> [Task objective]
Without the pictures, copy all the entries below exactly.
— START Given information —
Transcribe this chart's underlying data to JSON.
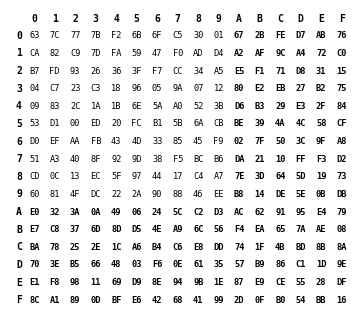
{
  "col_headers": [
    "0",
    "1",
    "2",
    "3",
    "4",
    "5",
    "6",
    "7",
    "8",
    "9",
    "A",
    "B",
    "C",
    "D",
    "E",
    "F"
  ],
  "row_headers": [
    "0",
    "1",
    "2",
    "3",
    "4",
    "5",
    "6",
    "7",
    "8",
    "9",
    "A",
    "B",
    "C",
    "D",
    "E",
    "F"
  ],
  "table": [
    [
      "63",
      "7C",
      "77",
      "7B",
      "F2",
      "6B",
      "6F",
      "C5",
      "30",
      "01",
      "67",
      "2B",
      "FE",
      "D7",
      "AB",
      "76"
    ],
    [
      "CA",
      "82",
      "C9",
      "7D",
      "FA",
      "59",
      "47",
      "F0",
      "AD",
      "D4",
      "A2",
      "AF",
      "9C",
      "A4",
      "72",
      "C0"
    ],
    [
      "B7",
      "FD",
      "93",
      "26",
      "36",
      "3F",
      "F7",
      "CC",
      "34",
      "A5",
      "E5",
      "F1",
      "71",
      "D8",
      "31",
      "15"
    ],
    [
      "04",
      "C7",
      "23",
      "C3",
      "18",
      "96",
      "05",
      "9A",
      "07",
      "12",
      "80",
      "E2",
      "EB",
      "27",
      "B2",
      "75"
    ],
    [
      "09",
      "83",
      "2C",
      "1A",
      "1B",
      "6E",
      "5A",
      "A0",
      "52",
      "3B",
      "D6",
      "B3",
      "29",
      "E3",
      "2F",
      "84"
    ],
    [
      "53",
      "D1",
      "00",
      "ED",
      "20",
      "FC",
      "B1",
      "5B",
      "6A",
      "CB",
      "BE",
      "39",
      "4A",
      "4C",
      "58",
      "CF"
    ],
    [
      "D0",
      "EF",
      "AA",
      "FB",
      "43",
      "4D",
      "33",
      "85",
      "45",
      "F9",
      "02",
      "7F",
      "50",
      "3C",
      "9F",
      "A8"
    ],
    [
      "51",
      "A3",
      "40",
      "8F",
      "92",
      "9D",
      "38",
      "F5",
      "BC",
      "B6",
      "DA",
      "21",
      "10",
      "FF",
      "F3",
      "D2"
    ],
    [
      "CD",
      "0C",
      "13",
      "EC",
      "5F",
      "97",
      "44",
      "17",
      "C4",
      "A7",
      "7E",
      "3D",
      "64",
      "5D",
      "19",
      "73"
    ],
    [
      "60",
      "81",
      "4F",
      "DC",
      "22",
      "2A",
      "90",
      "88",
      "46",
      "EE",
      "B8",
      "14",
      "DE",
      "5E",
      "0B",
      "DB"
    ],
    [
      "E0",
      "32",
      "3A",
      "0A",
      "49",
      "06",
      "24",
      "5C",
      "C2",
      "D3",
      "AC",
      "62",
      "91",
      "95",
      "E4",
      "79"
    ],
    [
      "E7",
      "C8",
      "37",
      "6D",
      "8D",
      "D5",
      "4E",
      "A9",
      "6C",
      "56",
      "F4",
      "EA",
      "65",
      "7A",
      "AE",
      "08"
    ],
    [
      "BA",
      "78",
      "25",
      "2E",
      "1C",
      "A6",
      "B4",
      "C6",
      "E8",
      "DD",
      "74",
      "1F",
      "4B",
      "BD",
      "8B",
      "8A"
    ],
    [
      "70",
      "3E",
      "B5",
      "66",
      "48",
      "03",
      "F6",
      "0E",
      "61",
      "35",
      "57",
      "B9",
      "86",
      "C1",
      "1D",
      "9E"
    ],
    [
      "E1",
      "F8",
      "98",
      "11",
      "69",
      "D9",
      "8E",
      "94",
      "9B",
      "1E",
      "87",
      "E9",
      "CE",
      "55",
      "28",
      "DF"
    ],
    [
      "8C",
      "A1",
      "89",
      "0D",
      "BF",
      "E6",
      "42",
      "68",
      "41",
      "99",
      "2D",
      "0F",
      "B0",
      "54",
      "BB",
      "16"
    ]
  ],
  "background_color": "#FFFFFF",
  "text_color": "#000000",
  "header_fontsize": 7.0,
  "cell_fontsize": 6.2,
  "fig_width": 3.52,
  "fig_height": 3.09,
  "dpi": 100
}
— END Given information —
> [Exercise result]
Transcribe this chart's underlying data to JSON.
{
  "col_headers": [
    "0",
    "1",
    "2",
    "3",
    "4",
    "5",
    "6",
    "7",
    "8",
    "9",
    "A",
    "B",
    "C",
    "D",
    "E",
    "F"
  ],
  "row_headers": [
    "0",
    "1",
    "2",
    "3",
    "4",
    "5",
    "6",
    "7",
    "8",
    "9",
    "A",
    "B",
    "C",
    "D",
    "E",
    "F"
  ],
  "table": [
    [
      "63",
      "7C",
      "77",
      "7B",
      "F2",
      "6B",
      "6F",
      "C5",
      "30",
      "01",
      "67",
      "2B",
      "FE",
      "D7",
      "AB",
      "76"
    ],
    [
      "CA",
      "82",
      "C9",
      "7D",
      "FA",
      "59",
      "47",
      "F0",
      "AD",
      "D4",
      "A2",
      "AF",
      "9C",
      "A4",
      "72",
      "C0"
    ],
    [
      "B7",
      "FD",
      "93",
      "26",
      "36",
      "3F",
      "F7",
      "CC",
      "34",
      "A5",
      "E5",
      "F1",
      "71",
      "D8",
      "31",
      "15"
    ],
    [
      "04",
      "C7",
      "23",
      "C3",
      "18",
      "96",
      "05",
      "9A",
      "07",
      "12",
      "80",
      "E2",
      "EB",
      "27",
      "B2",
      "75"
    ],
    [
      "09",
      "83",
      "2C",
      "1A",
      "1B",
      "6E",
      "5A",
      "A0",
      "52",
      "3B",
      "D6",
      "B3",
      "29",
      "E3",
      "2F",
      "84"
    ],
    [
      "53",
      "D1",
      "00",
      "ED",
      "20",
      "FC",
      "B1",
      "5B",
      "6A",
      "CB",
      "BE",
      "39",
      "4A",
      "4C",
      "58",
      "CF"
    ],
    [
      "D0",
      "EF",
      "AA",
      "FB",
      "43",
      "4D",
      "33",
      "85",
      "45",
      "F9",
      "02",
      "7F",
      "50",
      "3C",
      "9F",
      "A8"
    ],
    [
      "51",
      "A3",
      "40",
      "8F",
      "92",
      "9D",
      "38",
      "F5",
      "BC",
      "B6",
      "DA",
      "21",
      "10",
      "FF",
      "F3",
      "D2"
    ],
    [
      "CD",
      "0C",
      "13",
      "EC",
      "5F",
      "97",
      "44",
      "17",
      "C4",
      "A7",
      "7E",
      "3D",
      "64",
      "5D",
      "19",
      "73"
    ],
    [
      "60",
      "81",
      "4F",
      "DC",
      "22",
      "2A",
      "90",
      "88",
      "46",
      "EE",
      "B8",
      "14",
      "DE",
      "5E",
      "0B",
      "DB"
    ],
    [
      "E0",
      "32",
      "3A",
      "0A",
      "49",
      "06",
      "24",
      "5C",
      "C2",
      "D3",
      "AC",
      "62",
      "91",
      "95",
      "E4",
      "79"
    ],
    [
      "E7",
      "C8",
      "37",
      "6D",
      "8D",
      "D5",
      "4E",
      "A9",
      "6C",
      "56",
      "F4",
      "EA",
      "65",
      "7A",
      "AE",
      "08"
    ],
    [
      "BA",
      "78",
      "25",
      "2E",
      "1C",
      "A6",
      "B4",
      "C6",
      "E8",
      "DD",
      "74",
      "1F",
      "4B",
      "BD",
      "8B",
      "8A"
    ],
    [
      "70",
      "3E",
      "B5",
      "66",
      "48",
      "03",
      "F6",
      "0E",
      "61",
      "35",
      "57",
      "B9",
      "86",
      "C1",
      "1D",
      "9E"
    ],
    [
      "E1",
      "F8",
      "98",
      "11",
      "69",
      "D9",
      "8E",
      "94",
      "9B",
      "1E",
      "87",
      "E9",
      "CE",
      "55",
      "28",
      "DF"
    ],
    [
      "8C",
      "A1",
      "89",
      "0D",
      "BF",
      "E6",
      "42",
      "68",
      "41",
      "99",
      "2D",
      "0F",
      "B0",
      "54",
      "BB",
      "16"
    ]
  ],
  "background_color": "#FFFFFF",
  "text_color": "#000000",
  "header_fontsize": 7.0,
  "cell_fontsize": 6.2,
  "fig_width": 3.52,
  "fig_height": 3.09,
  "dpi": 100
}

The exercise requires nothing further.